Stored items from a collection
## Start
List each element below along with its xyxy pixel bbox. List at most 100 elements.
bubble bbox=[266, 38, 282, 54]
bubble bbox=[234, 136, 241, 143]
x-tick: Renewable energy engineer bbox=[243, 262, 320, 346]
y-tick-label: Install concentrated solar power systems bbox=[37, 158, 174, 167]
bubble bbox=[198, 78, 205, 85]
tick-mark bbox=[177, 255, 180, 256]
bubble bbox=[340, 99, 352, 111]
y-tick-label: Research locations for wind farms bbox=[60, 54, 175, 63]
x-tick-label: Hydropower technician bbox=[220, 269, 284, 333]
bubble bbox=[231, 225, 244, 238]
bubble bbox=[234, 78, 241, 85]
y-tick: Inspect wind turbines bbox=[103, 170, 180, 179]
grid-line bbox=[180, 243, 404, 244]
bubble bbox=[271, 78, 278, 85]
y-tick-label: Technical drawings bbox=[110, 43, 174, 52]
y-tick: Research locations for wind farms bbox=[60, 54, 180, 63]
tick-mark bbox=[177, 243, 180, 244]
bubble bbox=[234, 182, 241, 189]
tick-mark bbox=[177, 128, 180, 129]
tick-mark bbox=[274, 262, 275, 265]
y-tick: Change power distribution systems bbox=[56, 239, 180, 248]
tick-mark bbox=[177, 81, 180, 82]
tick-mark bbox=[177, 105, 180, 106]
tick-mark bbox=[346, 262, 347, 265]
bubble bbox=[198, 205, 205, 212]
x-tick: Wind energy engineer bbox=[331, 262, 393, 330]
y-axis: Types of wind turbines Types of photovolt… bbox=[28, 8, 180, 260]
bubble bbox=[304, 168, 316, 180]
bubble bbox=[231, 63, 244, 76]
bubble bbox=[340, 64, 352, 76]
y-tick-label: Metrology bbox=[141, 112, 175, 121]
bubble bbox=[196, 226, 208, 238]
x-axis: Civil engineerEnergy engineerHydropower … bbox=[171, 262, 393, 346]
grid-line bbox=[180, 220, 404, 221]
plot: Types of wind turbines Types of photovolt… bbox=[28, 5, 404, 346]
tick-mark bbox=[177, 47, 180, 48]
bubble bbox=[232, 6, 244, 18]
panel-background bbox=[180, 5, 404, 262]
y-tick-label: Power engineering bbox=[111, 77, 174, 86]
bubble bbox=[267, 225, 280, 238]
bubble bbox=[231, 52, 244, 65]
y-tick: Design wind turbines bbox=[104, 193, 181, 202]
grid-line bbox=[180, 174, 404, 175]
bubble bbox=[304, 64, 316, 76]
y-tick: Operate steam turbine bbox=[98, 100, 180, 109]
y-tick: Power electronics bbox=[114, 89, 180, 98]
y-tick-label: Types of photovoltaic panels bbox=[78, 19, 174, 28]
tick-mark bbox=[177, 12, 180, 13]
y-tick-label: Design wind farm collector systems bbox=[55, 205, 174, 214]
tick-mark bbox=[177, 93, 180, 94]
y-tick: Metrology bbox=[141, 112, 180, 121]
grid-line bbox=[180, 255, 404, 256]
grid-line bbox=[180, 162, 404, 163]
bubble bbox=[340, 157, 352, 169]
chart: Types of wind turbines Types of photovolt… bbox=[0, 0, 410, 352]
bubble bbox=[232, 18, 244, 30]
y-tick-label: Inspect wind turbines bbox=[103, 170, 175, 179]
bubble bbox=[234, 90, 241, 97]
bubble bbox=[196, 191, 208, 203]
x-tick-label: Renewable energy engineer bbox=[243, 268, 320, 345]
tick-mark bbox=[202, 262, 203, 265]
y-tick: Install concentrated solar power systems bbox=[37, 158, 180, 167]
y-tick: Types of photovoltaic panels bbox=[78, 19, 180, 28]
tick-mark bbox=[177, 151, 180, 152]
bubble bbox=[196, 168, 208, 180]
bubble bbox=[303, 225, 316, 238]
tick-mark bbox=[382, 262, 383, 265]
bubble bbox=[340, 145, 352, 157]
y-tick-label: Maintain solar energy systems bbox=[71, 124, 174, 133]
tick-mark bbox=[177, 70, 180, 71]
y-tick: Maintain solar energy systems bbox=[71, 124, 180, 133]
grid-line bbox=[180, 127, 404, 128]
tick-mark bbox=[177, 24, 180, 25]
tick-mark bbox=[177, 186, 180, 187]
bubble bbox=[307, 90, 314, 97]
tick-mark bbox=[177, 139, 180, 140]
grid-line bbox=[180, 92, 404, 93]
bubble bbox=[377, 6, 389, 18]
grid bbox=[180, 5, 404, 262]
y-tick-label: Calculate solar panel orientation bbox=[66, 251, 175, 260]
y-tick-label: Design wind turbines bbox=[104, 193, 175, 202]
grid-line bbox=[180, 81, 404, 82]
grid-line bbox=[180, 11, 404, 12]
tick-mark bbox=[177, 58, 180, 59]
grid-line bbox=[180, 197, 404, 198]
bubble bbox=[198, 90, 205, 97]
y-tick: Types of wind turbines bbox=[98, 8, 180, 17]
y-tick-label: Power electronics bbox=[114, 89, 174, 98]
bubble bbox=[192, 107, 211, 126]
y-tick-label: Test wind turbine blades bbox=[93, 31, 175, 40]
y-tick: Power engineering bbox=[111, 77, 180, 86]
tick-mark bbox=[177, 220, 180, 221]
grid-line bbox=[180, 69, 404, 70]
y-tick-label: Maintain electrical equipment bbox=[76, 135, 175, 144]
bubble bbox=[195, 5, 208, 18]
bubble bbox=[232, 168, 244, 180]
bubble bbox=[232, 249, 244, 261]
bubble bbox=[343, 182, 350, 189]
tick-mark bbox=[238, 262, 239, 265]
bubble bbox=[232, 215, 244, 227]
## End
DIRECTIONS FOR THIS TASK
Turn the lines of the material into a numbered list, leaving out any blank lines, from the very first line up to and including the line with "tick-mark bbox=[346, 262, 347, 265]".

TASK RESULT
1. List each element below along with its xyxy pixel bbox. List at most 100 elements.
2. bubble bbox=[266, 38, 282, 54]
3. bubble bbox=[234, 136, 241, 143]
4. x-tick: Renewable energy engineer bbox=[243, 262, 320, 346]
5. y-tick-label: Install concentrated solar power systems bbox=[37, 158, 174, 167]
6. bubble bbox=[198, 78, 205, 85]
7. tick-mark bbox=[177, 255, 180, 256]
8. bubble bbox=[340, 99, 352, 111]
9. y-tick-label: Research locations for wind farms bbox=[60, 54, 175, 63]
10. x-tick-label: Hydropower technician bbox=[220, 269, 284, 333]
11. bubble bbox=[231, 225, 244, 238]
12. bubble bbox=[234, 78, 241, 85]
13. y-tick: Inspect wind turbines bbox=[103, 170, 180, 179]
14. grid-line bbox=[180, 243, 404, 244]
15. bubble bbox=[271, 78, 278, 85]
16. y-tick-label: Technical drawings bbox=[110, 43, 174, 52]
17. y-tick: Research locations for wind farms bbox=[60, 54, 180, 63]
18. tick-mark bbox=[177, 243, 180, 244]
19. bubble bbox=[234, 182, 241, 189]
20. tick-mark bbox=[177, 128, 180, 129]
21. tick-mark bbox=[274, 262, 275, 265]
22. y-tick: Change power distribution systems bbox=[56, 239, 180, 248]
23. tick-mark bbox=[177, 81, 180, 82]
24. tick-mark bbox=[177, 105, 180, 106]
25. tick-mark bbox=[346, 262, 347, 265]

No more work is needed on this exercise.